What you have to do → Search the material below for the string "khung" and extract each line that has it.
::: Extracted material
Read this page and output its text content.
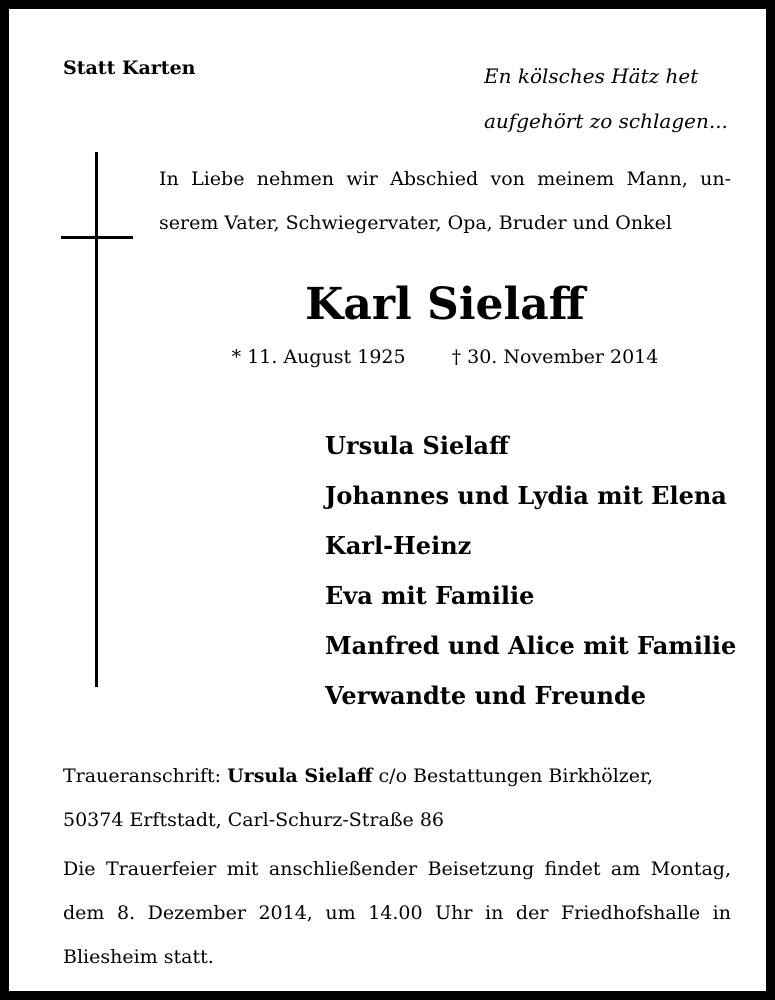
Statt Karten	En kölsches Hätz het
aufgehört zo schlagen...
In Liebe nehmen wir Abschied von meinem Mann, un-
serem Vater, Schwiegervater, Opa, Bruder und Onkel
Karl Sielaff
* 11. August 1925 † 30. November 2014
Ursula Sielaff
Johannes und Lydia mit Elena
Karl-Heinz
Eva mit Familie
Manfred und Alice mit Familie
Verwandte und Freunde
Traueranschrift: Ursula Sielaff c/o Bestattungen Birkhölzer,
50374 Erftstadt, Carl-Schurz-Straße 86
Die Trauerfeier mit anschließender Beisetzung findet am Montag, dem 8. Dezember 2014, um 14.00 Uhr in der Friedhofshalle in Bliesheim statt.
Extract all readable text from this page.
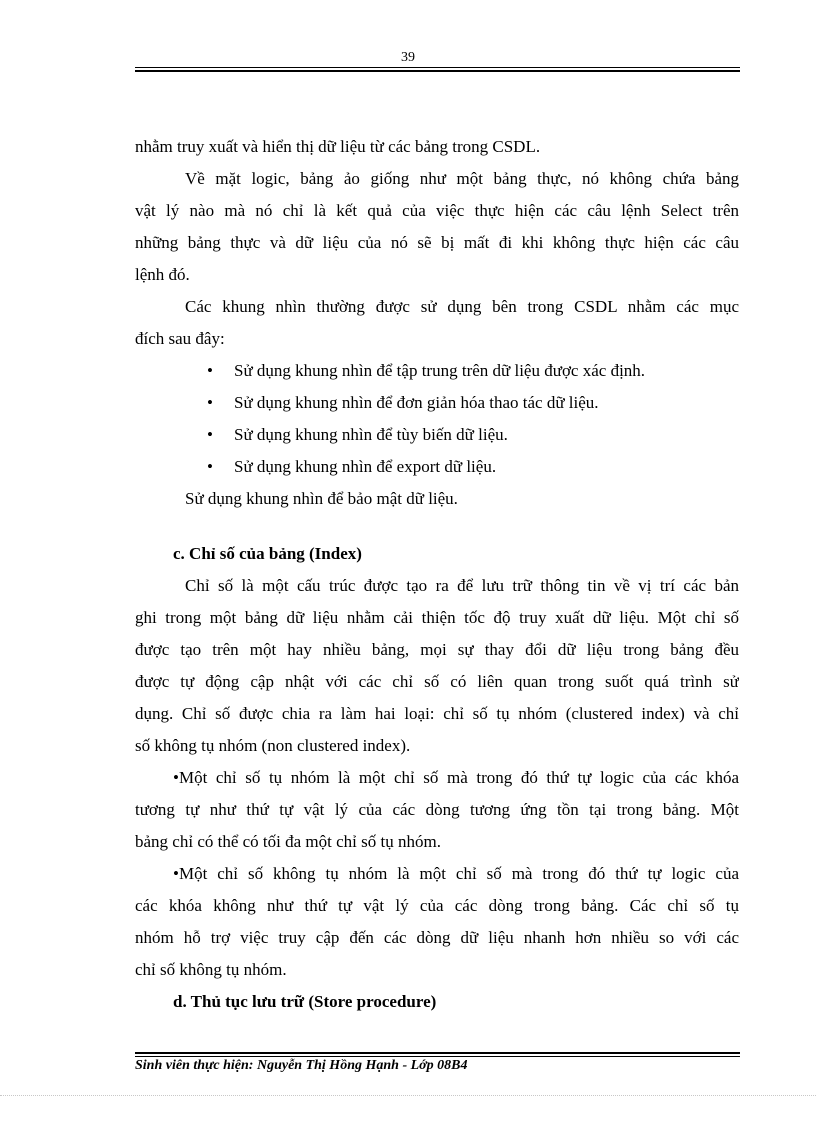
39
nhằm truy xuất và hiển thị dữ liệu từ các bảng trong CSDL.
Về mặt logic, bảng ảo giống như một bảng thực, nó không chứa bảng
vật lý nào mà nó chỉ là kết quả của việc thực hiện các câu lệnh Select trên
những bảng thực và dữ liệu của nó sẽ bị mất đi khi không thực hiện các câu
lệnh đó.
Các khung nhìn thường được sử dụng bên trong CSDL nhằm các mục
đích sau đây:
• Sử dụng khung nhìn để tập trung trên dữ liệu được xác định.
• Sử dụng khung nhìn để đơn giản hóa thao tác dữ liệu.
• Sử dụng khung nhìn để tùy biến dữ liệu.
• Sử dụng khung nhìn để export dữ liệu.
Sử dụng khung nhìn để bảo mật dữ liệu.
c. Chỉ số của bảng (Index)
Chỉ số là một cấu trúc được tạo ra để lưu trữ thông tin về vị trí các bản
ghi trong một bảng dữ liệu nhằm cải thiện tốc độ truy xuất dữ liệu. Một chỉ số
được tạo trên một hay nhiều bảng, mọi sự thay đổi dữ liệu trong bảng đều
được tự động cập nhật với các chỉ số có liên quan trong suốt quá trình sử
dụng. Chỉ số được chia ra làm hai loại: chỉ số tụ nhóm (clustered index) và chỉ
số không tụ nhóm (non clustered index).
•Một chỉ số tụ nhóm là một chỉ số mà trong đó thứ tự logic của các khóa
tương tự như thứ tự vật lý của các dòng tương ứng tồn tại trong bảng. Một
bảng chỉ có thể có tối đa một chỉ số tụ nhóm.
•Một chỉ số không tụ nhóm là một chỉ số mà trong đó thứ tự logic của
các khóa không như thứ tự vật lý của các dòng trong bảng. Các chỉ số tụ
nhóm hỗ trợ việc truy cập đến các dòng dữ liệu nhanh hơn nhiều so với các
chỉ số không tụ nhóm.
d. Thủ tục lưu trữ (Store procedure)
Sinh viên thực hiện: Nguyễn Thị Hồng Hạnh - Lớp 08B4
::::::
::: Extracted material
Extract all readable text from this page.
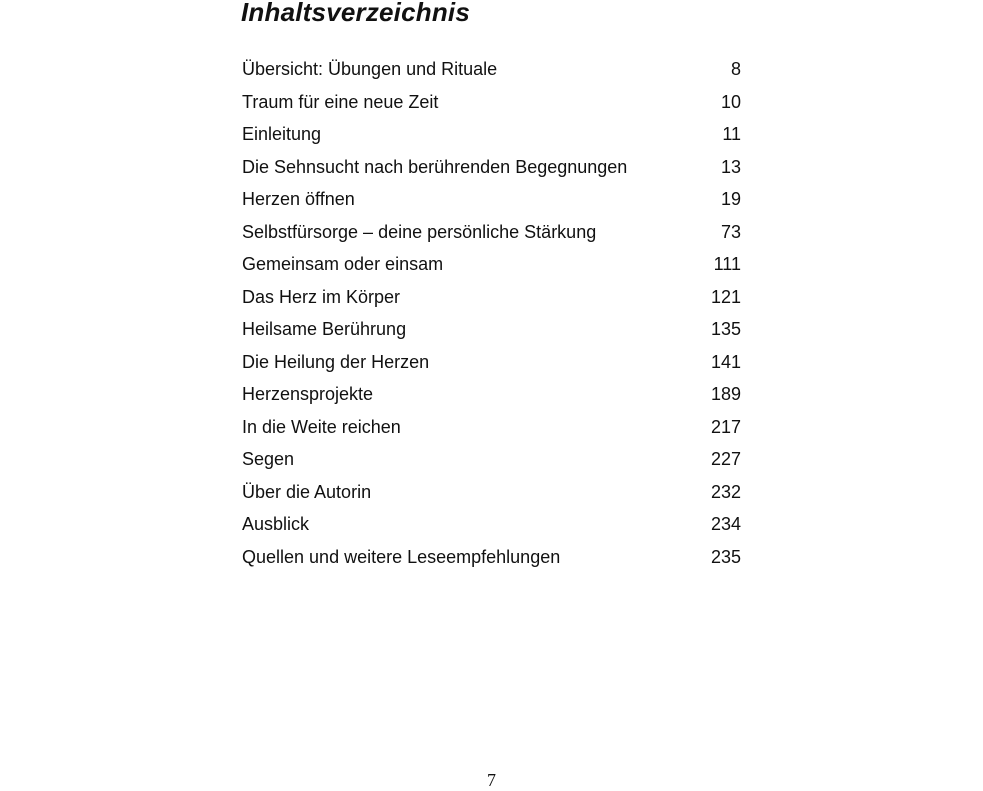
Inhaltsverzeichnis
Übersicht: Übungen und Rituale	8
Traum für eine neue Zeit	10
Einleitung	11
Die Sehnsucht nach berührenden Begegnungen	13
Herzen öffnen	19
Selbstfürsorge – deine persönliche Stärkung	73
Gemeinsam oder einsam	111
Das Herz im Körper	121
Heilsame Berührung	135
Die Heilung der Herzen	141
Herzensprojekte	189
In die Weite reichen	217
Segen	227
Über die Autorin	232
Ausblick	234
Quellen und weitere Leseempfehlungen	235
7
::::::
::: Extracted material
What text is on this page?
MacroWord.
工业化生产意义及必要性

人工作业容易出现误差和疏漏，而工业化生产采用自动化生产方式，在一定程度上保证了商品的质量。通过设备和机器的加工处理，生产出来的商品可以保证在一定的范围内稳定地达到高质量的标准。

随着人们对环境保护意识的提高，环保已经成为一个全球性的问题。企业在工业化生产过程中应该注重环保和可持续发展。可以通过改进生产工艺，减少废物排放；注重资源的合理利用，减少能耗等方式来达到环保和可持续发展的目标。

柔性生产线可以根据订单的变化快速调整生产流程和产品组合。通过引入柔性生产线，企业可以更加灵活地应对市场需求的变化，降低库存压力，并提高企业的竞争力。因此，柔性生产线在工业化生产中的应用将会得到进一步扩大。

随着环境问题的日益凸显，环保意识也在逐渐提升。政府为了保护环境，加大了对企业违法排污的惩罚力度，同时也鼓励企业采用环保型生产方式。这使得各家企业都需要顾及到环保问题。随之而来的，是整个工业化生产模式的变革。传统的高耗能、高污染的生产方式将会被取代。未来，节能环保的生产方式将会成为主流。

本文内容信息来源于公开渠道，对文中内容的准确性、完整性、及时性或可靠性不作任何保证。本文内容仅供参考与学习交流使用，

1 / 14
::::::
Solved exercise →
Các khung nhìn thường được sử dụng bên trong CSDL nhằm các mục
• Sử dụng khung nhìn để tập trung trên dữ liệu được xác định.
• Sử dụng khung nhìn để đơn giản hóa thao tác dữ liệu.
• Sử dụng khung nhìn để tùy biến dữ liệu.
• Sử dụng khung nhìn để export dữ liệu.
Sử dụng khung nhìn để bảo mật dữ liệu.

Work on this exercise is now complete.